%%

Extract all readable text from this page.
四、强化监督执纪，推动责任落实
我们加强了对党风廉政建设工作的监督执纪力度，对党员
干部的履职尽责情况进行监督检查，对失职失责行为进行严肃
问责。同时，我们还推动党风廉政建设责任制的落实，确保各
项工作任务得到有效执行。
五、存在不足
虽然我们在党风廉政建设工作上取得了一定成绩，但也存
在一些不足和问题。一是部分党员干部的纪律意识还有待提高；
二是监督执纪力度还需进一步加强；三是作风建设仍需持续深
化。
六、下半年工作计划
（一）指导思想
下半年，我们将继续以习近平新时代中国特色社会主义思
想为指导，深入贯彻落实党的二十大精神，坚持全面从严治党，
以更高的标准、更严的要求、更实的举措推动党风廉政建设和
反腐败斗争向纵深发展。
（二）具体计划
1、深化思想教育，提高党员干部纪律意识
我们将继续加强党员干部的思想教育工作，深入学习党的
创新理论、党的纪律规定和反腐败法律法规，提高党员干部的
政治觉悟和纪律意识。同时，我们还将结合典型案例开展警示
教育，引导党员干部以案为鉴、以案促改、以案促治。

%%
%%

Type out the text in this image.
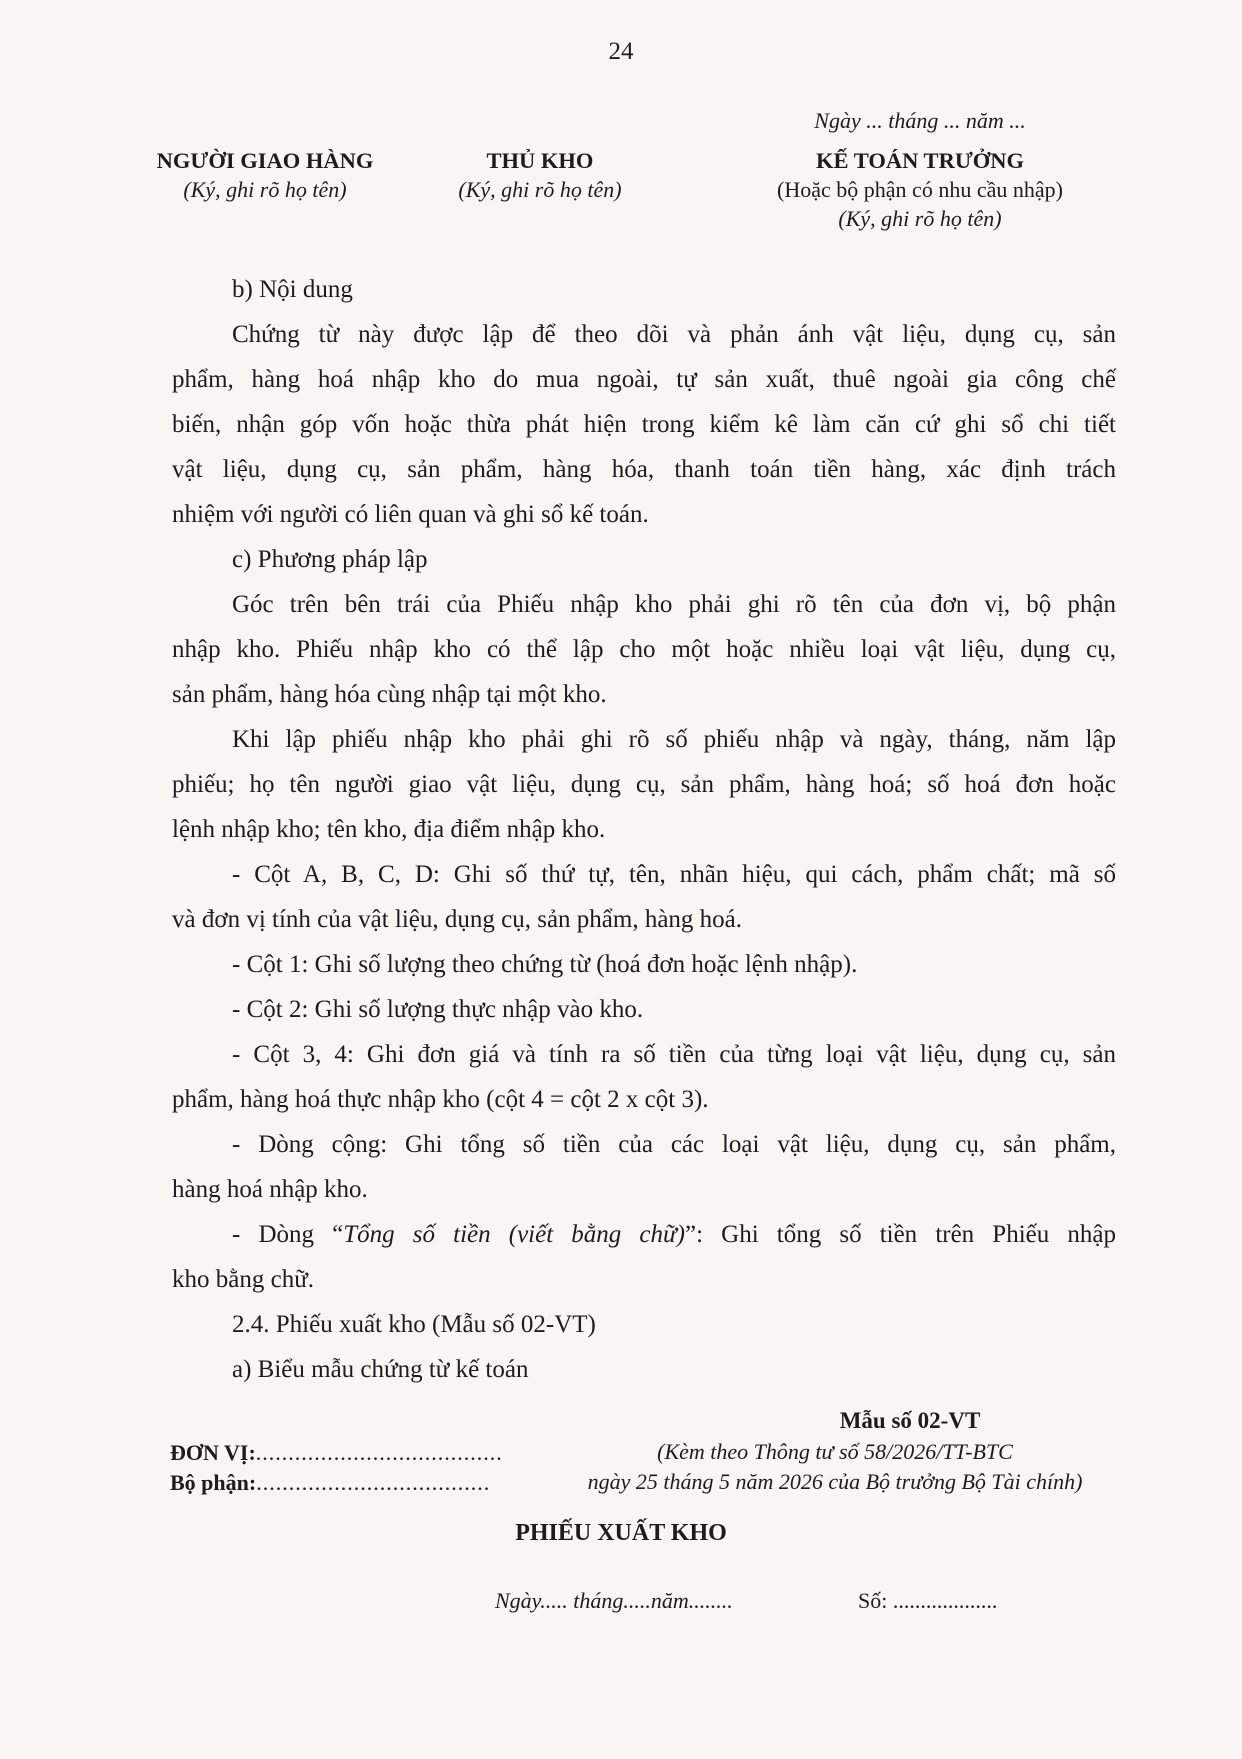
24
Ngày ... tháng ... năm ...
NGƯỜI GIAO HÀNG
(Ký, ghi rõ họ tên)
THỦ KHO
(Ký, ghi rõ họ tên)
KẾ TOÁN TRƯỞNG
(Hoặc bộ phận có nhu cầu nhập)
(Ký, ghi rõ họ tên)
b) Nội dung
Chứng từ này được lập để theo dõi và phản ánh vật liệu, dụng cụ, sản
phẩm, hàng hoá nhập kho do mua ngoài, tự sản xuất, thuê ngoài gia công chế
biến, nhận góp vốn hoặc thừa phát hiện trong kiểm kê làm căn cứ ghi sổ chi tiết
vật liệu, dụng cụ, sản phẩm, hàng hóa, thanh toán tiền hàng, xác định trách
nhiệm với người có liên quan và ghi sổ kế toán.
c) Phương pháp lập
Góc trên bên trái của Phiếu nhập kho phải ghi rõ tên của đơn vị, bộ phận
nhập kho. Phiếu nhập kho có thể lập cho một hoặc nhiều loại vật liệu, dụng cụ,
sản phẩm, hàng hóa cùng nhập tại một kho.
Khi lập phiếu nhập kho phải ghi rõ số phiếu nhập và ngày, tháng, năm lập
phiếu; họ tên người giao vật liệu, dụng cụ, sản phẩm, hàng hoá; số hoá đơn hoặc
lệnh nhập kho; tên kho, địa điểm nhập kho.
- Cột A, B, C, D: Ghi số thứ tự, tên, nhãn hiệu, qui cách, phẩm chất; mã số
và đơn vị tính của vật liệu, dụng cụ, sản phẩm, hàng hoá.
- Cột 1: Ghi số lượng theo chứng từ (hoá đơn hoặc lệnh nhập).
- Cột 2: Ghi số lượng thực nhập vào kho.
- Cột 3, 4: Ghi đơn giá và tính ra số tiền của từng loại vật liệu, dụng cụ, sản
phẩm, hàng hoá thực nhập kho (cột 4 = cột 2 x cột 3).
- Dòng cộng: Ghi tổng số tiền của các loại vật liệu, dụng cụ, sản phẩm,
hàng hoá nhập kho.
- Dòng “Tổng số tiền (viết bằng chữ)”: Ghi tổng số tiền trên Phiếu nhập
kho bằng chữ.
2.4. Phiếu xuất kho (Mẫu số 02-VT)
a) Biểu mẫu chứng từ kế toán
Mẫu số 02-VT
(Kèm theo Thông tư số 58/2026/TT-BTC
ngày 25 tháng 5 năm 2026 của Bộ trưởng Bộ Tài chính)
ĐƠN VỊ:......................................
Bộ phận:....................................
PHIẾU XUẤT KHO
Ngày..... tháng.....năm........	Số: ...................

%%

→ Your objective
Work out the number of lines in this listing that include the word "trên". Reply with that number only.

→ Result of the exercise
2